(Task to complete)
Please copy the entries from the line with "243, 206, 253]" to the line with "87, 99, 96]", switching "legend-swatch" to "legend-marker" and leaving everything else unchanged.

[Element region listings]
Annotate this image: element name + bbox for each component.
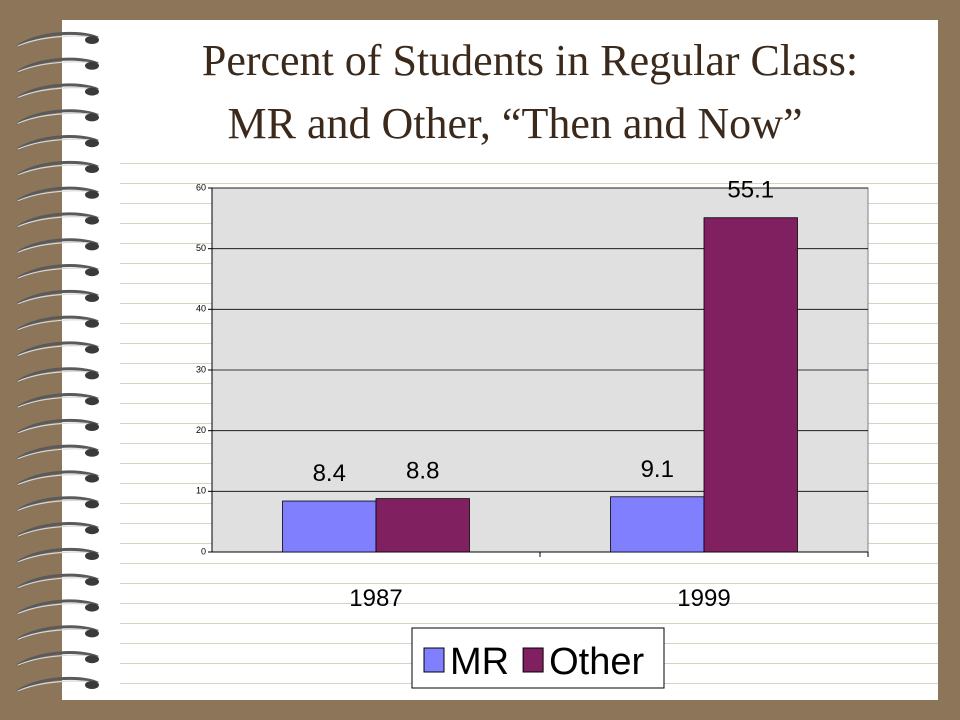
y-tick-label: 50	[196, 243, 206, 253]
ring-hole	[85, 216, 99, 225]
ring	[17, 651, 99, 667]
ring	[17, 676, 99, 693]
ring	[17, 238, 99, 254]
ring-hole	[85, 165, 99, 173]
ring	[17, 31, 99, 48]
legend-swatch	[522, 647, 544, 673]
ring-hole	[85, 190, 99, 199]
ring-hole	[85, 139, 99, 148]
ring	[17, 160, 99, 177]
y-tick-label: 10	[196, 486, 206, 496]
ring-hole	[85, 655, 99, 664]
ring-hole	[85, 268, 99, 277]
title-line: MR and Other, “Then and Now”	[228, 99, 803, 148]
legend-swatch	[423, 647, 445, 673]
y-tick-label: 60	[196, 182, 206, 192]
ring-hole	[85, 61, 99, 70]
bar	[282, 500, 377, 553]
title-line: Percent of Students in Regular Class:	[202, 36, 858, 85]
ring-hole	[85, 526, 99, 535]
ring	[17, 625, 99, 641]
ring-hole	[85, 36, 99, 44]
x-tick-label: 1999	[677, 585, 730, 612]
y-tick-label: 20	[196, 425, 206, 435]
ring	[17, 315, 99, 332]
ring	[17, 212, 99, 228]
ring-hole	[85, 629, 99, 638]
ring-hole	[85, 474, 99, 483]
ring	[17, 109, 99, 125]
value-label: 8.4	[313, 460, 346, 487]
y-tick-label: 0	[201, 546, 206, 556]
ring	[17, 599, 99, 615]
ring	[17, 186, 99, 203]
ring-hole	[85, 87, 99, 96]
ring	[17, 57, 99, 74]
ring	[17, 444, 99, 461]
ring-hole	[85, 423, 99, 431]
value-label: 8.8	[406, 458, 439, 485]
ring-hole	[85, 448, 99, 457]
ring	[17, 367, 99, 383]
legend-label: MR	[450, 641, 509, 683]
ring-hole	[85, 681, 99, 689]
y-tick-label: 40	[196, 304, 206, 314]
ring-hole	[85, 371, 99, 380]
ring	[17, 289, 99, 306]
ring	[17, 341, 99, 357]
ring-hole	[85, 577, 99, 586]
ring-hole	[85, 552, 99, 560]
ring	[17, 83, 99, 99]
y-tick-label: 30	[196, 364, 206, 374]
bar	[375, 498, 470, 553]
value-label: 9.1	[641, 456, 674, 483]
ring-hole	[85, 500, 99, 509]
ring	[17, 135, 99, 151]
spiral-binding	[17, 31, 99, 693]
x-tick-label: 1987	[349, 585, 402, 612]
ring	[17, 573, 99, 590]
ring-hole	[85, 603, 99, 612]
ring	[17, 418, 99, 435]
chart: 0 10 20 30 40 50 60 1987 8.4 8.8 1999 9.1 55.1	[196, 177, 869, 612]
ring	[17, 470, 99, 486]
ring	[17, 522, 99, 538]
ring-hole	[85, 113, 99, 122]
bar	[703, 217, 798, 553]
ring	[17, 264, 99, 280]
value-label: 55.1	[727, 177, 774, 204]
ring-hole	[85, 345, 99, 354]
ring-hole	[85, 397, 99, 406]
ring	[17, 496, 99, 512]
legend-label: Other	[549, 641, 644, 683]
ring-hole	[85, 319, 99, 328]
ring	[17, 547, 99, 564]
bar	[610, 496, 705, 553]
ring-hole	[85, 294, 99, 302]
ring-hole	[85, 242, 99, 251]
ring	[17, 393, 99, 409]
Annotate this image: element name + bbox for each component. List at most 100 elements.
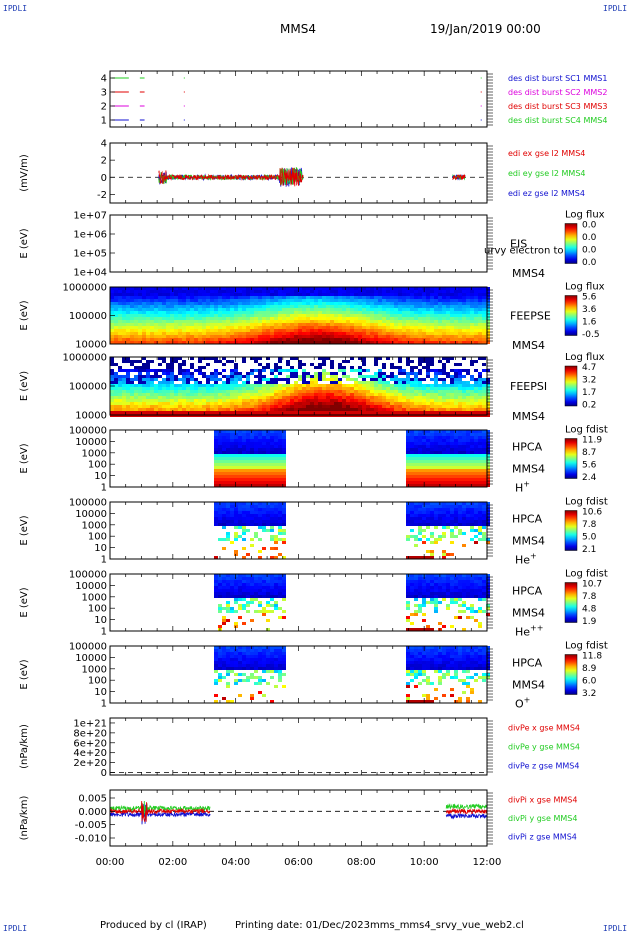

(Answer to the exercise)
y-tick-label: 50	[196, 243, 206, 253]
ring-hole	[85, 216, 99, 225]
ring	[17, 651, 99, 667]
ring	[17, 676, 99, 693]
ring	[17, 238, 99, 254]
ring-hole	[85, 165, 99, 173]
ring	[17, 31, 99, 48]
legend-marker	[522, 647, 544, 673]
ring-hole	[85, 190, 99, 199]
ring-hole	[85, 139, 99, 148]
ring	[17, 160, 99, 177]
y-tick-label: 10	[196, 486, 206, 496]
ring-hole	[85, 655, 99, 664]
ring-hole	[85, 268, 99, 277]
title-line: MR and Other, “Then and Now”	[228, 99, 803, 148]
legend-marker	[423, 647, 445, 673]
y-tick-label: 60	[196, 182, 206, 192]
ring-hole	[85, 61, 99, 70]
bar	[282, 500, 377, 553]
title-line: Percent of Students in Regular Class:	[202, 36, 858, 85]
ring-hole	[85, 526, 99, 535]
ring	[17, 625, 99, 641]
ring-hole	[85, 36, 99, 44]
x-tick-label: 1999	[677, 585, 730, 612]
y-tick-label: 20	[196, 425, 206, 435]
ring	[17, 315, 99, 332]
ring	[17, 212, 99, 228]
ring-hole	[85, 629, 99, 638]
ring-hole	[85, 474, 99, 483]
ring	[17, 109, 99, 125]
value-label: 8.4	[313, 460, 346, 487]
y-tick-label: 0	[201, 546, 206, 556]
ring	[17, 599, 99, 615]
ring	[17, 186, 99, 203]
ring-hole	[85, 87, 99, 96]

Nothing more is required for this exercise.